TASK REQUIREMENTS
Copy every line of the records below that holds the word "only".

====== RECORDS FOR THIS TASK

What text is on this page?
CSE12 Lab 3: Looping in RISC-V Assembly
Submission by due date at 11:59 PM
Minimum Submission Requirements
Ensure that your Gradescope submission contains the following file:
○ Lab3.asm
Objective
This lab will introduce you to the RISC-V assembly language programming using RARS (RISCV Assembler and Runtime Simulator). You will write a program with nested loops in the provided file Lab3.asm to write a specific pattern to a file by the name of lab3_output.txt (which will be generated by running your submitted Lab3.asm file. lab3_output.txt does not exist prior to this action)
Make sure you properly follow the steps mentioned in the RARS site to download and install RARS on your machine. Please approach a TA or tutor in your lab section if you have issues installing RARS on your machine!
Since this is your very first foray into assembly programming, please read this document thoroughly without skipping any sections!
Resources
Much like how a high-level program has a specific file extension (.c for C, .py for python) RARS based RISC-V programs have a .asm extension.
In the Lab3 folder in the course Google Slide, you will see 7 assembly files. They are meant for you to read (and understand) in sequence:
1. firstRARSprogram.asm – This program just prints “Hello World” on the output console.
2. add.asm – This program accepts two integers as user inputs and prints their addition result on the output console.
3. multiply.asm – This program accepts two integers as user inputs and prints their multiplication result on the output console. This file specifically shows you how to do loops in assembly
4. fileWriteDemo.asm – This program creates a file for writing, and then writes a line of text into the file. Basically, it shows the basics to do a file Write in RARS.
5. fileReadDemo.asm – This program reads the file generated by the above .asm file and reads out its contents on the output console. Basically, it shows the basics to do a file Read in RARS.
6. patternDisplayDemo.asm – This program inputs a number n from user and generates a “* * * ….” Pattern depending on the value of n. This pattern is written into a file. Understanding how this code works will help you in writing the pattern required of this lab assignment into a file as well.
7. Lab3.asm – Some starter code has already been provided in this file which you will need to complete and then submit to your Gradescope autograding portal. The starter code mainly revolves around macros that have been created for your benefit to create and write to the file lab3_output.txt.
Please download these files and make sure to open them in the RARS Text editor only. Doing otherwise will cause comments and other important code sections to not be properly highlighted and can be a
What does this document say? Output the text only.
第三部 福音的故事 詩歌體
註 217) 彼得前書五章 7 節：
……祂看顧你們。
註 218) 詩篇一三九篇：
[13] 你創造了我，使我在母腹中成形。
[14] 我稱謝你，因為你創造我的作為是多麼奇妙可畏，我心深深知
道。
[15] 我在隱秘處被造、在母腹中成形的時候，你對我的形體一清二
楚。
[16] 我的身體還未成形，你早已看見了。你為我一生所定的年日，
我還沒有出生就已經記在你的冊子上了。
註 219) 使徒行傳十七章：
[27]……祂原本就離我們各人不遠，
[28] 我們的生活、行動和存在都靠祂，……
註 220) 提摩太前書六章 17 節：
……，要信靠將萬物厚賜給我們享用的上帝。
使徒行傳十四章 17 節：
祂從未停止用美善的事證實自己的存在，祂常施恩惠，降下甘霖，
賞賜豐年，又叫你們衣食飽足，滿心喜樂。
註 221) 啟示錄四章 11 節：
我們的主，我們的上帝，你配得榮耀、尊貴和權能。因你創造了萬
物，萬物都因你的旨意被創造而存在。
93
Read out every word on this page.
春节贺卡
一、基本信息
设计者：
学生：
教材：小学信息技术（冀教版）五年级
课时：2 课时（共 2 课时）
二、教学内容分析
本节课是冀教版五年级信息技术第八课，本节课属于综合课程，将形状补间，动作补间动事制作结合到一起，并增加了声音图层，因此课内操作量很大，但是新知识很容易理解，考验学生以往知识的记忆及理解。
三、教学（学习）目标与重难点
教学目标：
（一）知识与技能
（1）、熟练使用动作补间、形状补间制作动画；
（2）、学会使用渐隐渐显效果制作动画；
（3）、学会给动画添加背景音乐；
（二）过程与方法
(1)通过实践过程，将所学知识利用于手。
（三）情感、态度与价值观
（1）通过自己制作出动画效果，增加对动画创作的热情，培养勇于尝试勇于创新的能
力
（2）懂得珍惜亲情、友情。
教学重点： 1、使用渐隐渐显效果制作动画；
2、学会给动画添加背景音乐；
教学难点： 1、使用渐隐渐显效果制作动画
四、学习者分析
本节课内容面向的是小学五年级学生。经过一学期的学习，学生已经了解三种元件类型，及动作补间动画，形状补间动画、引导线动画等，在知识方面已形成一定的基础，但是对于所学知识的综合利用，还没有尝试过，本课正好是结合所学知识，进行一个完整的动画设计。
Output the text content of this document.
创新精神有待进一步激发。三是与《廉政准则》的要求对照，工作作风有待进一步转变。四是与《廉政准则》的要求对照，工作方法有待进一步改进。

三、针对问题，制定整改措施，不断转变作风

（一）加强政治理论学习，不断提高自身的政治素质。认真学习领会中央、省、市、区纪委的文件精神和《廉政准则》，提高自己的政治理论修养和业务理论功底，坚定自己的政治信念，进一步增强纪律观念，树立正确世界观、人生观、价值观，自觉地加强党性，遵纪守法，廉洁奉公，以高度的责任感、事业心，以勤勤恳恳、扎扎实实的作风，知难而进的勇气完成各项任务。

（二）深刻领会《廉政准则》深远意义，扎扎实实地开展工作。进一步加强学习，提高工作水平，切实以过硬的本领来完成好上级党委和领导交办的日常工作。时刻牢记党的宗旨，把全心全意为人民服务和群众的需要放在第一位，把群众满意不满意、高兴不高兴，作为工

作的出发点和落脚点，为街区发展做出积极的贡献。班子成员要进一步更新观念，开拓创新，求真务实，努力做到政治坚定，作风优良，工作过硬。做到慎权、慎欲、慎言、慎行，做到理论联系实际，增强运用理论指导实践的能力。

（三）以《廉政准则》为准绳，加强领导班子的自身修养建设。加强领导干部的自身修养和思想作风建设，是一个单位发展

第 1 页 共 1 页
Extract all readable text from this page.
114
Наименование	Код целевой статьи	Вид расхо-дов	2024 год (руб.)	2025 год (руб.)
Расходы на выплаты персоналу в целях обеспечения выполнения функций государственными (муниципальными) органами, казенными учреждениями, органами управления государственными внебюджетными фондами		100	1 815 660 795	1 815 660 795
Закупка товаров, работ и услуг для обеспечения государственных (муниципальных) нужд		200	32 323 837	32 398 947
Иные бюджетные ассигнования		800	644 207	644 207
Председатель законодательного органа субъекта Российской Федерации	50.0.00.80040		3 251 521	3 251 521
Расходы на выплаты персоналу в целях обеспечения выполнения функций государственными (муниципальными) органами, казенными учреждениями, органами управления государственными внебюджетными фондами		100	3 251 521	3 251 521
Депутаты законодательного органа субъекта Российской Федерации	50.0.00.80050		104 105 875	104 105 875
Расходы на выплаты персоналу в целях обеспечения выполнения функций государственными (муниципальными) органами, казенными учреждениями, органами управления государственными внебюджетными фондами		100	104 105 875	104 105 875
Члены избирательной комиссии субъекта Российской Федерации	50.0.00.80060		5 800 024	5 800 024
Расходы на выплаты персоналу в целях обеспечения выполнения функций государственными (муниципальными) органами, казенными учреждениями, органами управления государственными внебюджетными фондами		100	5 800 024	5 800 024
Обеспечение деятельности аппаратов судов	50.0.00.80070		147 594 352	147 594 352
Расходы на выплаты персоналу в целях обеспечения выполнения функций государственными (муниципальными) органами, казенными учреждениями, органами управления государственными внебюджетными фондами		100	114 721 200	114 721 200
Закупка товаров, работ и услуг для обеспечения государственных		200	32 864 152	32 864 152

============

EXERCISE OUTPUT
Please download these files and make sure to open them in the RARS Text editor only. Doing otherwise will cause comments and other important code sections to not be properly highlighted and can be a
What does this document say? Output the text only.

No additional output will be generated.